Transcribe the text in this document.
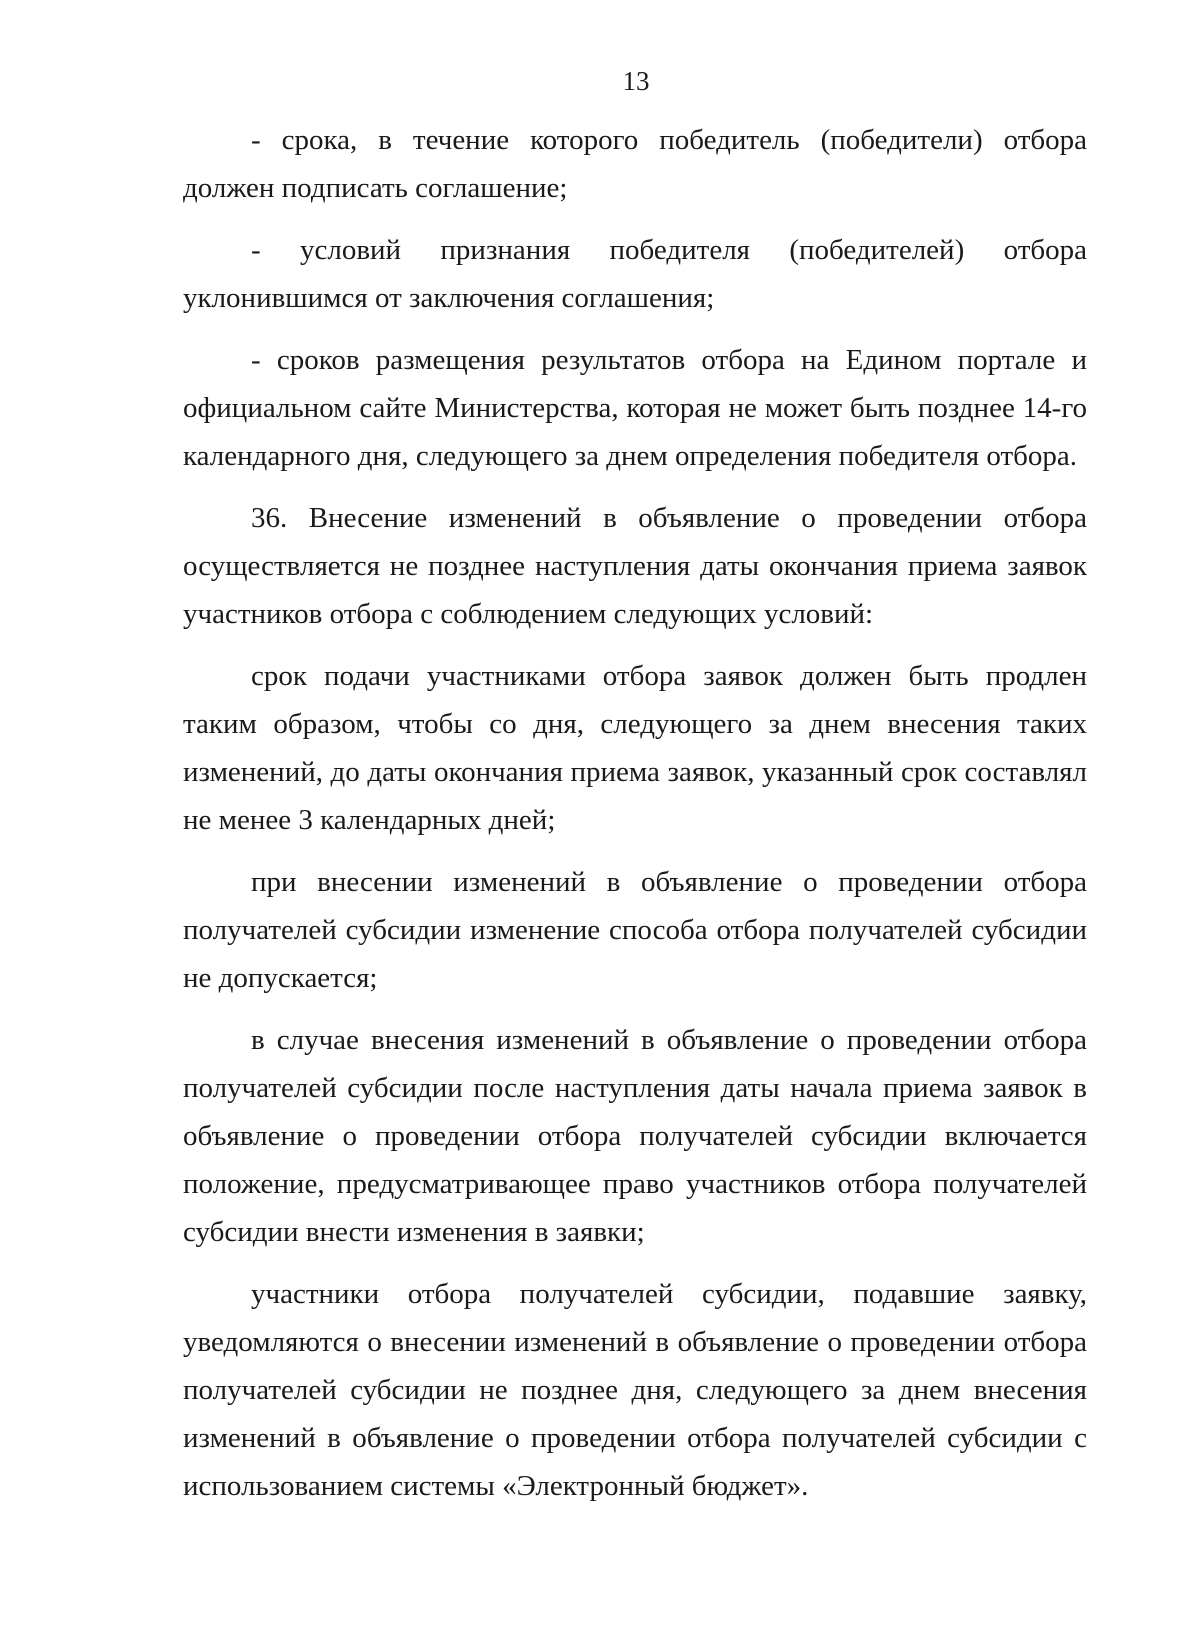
13

- срока, в течение которого победитель (победители) отбора должен подписать соглашение;

- условий признания победителя (победителей) отбора уклонившимся от заключения соглашения;

- сроков размещения результатов отбора на Едином портале и официальном сайте Министерства, которая не может быть позднее 14-го календарного дня, следующего за днем определения победителя отбора.

36. Внесение изменений в объявление о проведении отбора осуществляется не позднее наступления даты окончания приема заявок участников отбора с соблюдением следующих условий:

срок подачи участниками отбора заявок должен быть продлен таким образом, чтобы со дня, следующего за днем внесения таких изменений, до даты окончания приема заявок, указанный срок составлял не менее 3 календарных дней;

при внесении изменений в объявление о проведении отбора получателей субсидии изменение способа отбора получателей субсидии не допускается;

в случае внесения изменений в объявление о проведении отбора получателей субсидии после наступления даты начала приема заявок в объявление о проведении отбора получателей субсидии включается положение, предусматривающее право участников отбора получателей субсидии внести изменения в заявки;

участники отбора получателей субсидии, подавшие заявку, уведомляются о внесении изменений в объявление о проведении отбора получателей субсидии не позднее дня, следующего за днем внесения изменений в объявление о проведении отбора получателей субсидии с использованием системы «Электронный бюджет».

_ _ _ _

● **Given instruction**
Write out the material above again, word for word, minus its pictures.

● **Completed task**
Transcribe the text in this document.
13

- срока, в течение которого победитель (победители) отбора должен подписать соглашение;

- условий признания победителя (победителей) отбора уклонившимся от заключения соглашения;

- сроков размещения результатов отбора на Едином портале и официальном сайте Министерства, которая не может быть позднее 14-го календарного дня, следующего за днем определения победителя отбора.

36. Внесение изменений в объявление о проведении отбора осуществляется не позднее наступления даты окончания приема заявок участников отбора с соблюдением следующих условий:

срок подачи участниками отбора заявок должен быть продлен таким образом, чтобы со дня, следующего за днем внесения таких изменений, до даты окончания приема заявок, указанный срок составлял не менее 3 календарных дней;

при внесении изменений в объявление о проведении отбора получателей субсидии изменение способа отбора получателей субсидии не допускается;

в случае внесения изменений в объявление о проведении отбора получателей субсидии после наступления даты начала приема заявок в объявление о проведении отбора получателей субсидии включается положение, предусматривающее право участников отбора получателей субсидии внести изменения в заявки;

участники отбора получателей субсидии, подавшие заявку, уведомляются о внесении изменений в объявление о проведении отбора получателей субсидии не позднее дня, следующего за днем внесения изменений в объявление о проведении отбора получателей субсидии с использованием системы «Электронный бюджет».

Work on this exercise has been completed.